SHORT EXERCISE
Scan the entries below for the word "bottom". Copy each line that has it.

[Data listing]
====

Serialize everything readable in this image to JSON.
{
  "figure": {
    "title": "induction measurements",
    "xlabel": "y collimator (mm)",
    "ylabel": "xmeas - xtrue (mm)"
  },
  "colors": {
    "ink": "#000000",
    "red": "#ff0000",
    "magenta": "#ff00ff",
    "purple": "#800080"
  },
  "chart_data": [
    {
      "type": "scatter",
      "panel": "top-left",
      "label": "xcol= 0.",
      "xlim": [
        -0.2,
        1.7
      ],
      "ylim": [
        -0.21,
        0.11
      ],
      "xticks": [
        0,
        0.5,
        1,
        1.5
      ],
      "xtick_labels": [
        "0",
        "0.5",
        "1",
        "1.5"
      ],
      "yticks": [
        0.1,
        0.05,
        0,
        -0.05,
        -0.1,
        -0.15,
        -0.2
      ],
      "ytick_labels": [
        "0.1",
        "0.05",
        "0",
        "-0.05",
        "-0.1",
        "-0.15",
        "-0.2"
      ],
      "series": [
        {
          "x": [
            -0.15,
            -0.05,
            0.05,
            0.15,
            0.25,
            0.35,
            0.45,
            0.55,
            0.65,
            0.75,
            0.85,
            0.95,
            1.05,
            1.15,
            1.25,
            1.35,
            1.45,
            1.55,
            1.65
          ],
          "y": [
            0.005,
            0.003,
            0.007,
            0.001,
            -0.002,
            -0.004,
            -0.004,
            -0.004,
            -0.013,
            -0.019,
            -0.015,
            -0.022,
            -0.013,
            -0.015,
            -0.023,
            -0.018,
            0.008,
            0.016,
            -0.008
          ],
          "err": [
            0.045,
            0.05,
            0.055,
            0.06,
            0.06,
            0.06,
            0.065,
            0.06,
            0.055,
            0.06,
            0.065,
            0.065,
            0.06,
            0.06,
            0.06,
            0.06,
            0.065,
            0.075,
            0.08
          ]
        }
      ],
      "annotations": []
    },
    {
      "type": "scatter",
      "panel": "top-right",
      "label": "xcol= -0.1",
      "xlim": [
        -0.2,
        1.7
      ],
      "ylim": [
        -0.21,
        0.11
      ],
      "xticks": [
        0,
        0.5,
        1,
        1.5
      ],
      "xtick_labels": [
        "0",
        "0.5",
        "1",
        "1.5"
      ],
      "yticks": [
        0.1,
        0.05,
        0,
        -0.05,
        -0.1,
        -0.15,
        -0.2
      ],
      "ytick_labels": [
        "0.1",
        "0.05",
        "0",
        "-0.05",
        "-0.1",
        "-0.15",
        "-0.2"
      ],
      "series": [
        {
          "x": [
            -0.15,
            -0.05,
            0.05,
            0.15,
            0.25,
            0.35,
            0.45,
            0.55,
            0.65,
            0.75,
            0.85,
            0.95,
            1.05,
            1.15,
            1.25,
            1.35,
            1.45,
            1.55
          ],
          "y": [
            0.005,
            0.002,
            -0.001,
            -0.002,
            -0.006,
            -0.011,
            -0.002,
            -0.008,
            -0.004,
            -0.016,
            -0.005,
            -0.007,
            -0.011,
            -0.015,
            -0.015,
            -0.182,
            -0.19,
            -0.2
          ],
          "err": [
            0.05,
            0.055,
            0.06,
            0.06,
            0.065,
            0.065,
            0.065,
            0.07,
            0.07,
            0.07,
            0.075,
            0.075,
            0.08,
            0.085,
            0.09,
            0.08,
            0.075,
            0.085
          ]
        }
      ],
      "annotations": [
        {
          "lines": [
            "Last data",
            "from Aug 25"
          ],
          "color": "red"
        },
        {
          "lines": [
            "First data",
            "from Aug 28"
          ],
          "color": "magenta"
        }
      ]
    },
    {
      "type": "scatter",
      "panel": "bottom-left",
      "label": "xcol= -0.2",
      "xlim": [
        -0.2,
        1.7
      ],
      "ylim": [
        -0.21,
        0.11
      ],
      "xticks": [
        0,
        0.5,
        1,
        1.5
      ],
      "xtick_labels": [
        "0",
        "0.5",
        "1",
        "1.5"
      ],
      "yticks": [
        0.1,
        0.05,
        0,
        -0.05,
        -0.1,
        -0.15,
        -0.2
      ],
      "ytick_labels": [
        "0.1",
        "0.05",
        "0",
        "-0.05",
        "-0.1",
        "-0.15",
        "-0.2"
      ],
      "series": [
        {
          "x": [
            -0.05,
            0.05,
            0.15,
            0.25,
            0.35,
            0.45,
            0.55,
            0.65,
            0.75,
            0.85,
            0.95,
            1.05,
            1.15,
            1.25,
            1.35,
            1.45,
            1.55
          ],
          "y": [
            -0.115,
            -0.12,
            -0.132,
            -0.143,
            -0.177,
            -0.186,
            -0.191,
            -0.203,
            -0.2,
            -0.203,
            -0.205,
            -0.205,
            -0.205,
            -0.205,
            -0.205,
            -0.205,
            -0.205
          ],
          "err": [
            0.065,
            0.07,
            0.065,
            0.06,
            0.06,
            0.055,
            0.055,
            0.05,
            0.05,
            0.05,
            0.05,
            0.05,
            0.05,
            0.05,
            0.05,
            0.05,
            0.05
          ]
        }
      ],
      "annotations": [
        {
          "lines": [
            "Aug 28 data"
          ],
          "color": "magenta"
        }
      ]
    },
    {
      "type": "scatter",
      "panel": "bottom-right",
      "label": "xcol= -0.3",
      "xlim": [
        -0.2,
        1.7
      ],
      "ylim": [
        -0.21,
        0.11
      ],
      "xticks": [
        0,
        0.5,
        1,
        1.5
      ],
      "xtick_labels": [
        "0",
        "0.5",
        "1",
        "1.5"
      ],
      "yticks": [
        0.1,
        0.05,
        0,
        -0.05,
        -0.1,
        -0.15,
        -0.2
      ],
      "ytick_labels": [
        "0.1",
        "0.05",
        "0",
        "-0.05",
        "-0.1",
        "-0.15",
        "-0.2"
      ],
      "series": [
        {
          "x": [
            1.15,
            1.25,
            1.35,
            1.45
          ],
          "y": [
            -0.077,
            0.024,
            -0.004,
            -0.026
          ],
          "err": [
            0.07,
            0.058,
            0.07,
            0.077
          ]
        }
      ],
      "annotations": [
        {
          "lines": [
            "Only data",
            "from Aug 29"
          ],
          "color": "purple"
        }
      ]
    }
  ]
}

====

RESULT FOR THIS EXERCISE
      "panel": "bottom-left",
      "panel": "bottom-right",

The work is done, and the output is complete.